TASK BRIEF: Copy all lines of the listing that include the string "values".

GIVEN RECORDS:
---

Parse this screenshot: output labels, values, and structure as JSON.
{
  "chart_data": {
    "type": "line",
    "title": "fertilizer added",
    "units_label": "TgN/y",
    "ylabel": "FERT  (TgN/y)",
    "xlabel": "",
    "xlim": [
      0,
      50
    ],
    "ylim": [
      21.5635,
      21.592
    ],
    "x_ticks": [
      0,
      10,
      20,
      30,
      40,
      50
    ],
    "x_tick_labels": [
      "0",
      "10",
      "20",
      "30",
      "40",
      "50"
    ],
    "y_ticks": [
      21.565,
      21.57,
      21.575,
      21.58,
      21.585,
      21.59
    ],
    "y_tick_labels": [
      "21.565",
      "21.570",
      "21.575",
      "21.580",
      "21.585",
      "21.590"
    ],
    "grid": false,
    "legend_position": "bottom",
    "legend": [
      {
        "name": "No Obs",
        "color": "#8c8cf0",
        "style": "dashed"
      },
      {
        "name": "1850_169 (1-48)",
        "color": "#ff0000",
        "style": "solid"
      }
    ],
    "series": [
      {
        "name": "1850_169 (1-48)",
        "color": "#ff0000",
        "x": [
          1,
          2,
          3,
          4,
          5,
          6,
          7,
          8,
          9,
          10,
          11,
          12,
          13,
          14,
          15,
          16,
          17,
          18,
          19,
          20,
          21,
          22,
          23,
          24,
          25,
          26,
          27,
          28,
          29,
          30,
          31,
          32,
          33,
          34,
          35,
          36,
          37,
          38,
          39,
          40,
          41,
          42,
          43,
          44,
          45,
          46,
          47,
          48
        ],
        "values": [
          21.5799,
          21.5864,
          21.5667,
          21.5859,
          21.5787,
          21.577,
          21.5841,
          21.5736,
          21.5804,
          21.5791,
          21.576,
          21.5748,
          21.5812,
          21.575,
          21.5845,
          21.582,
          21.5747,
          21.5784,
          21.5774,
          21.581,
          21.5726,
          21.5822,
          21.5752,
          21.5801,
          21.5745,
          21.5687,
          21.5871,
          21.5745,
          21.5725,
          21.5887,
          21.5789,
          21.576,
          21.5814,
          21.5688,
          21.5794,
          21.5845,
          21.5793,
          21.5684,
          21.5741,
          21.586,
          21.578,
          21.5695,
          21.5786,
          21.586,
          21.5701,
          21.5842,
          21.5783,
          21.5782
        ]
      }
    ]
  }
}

---

RESULT FOR THIS EXERCISE:
Parse this screenshot: output labels, values, and structure as JSON.
        "values": [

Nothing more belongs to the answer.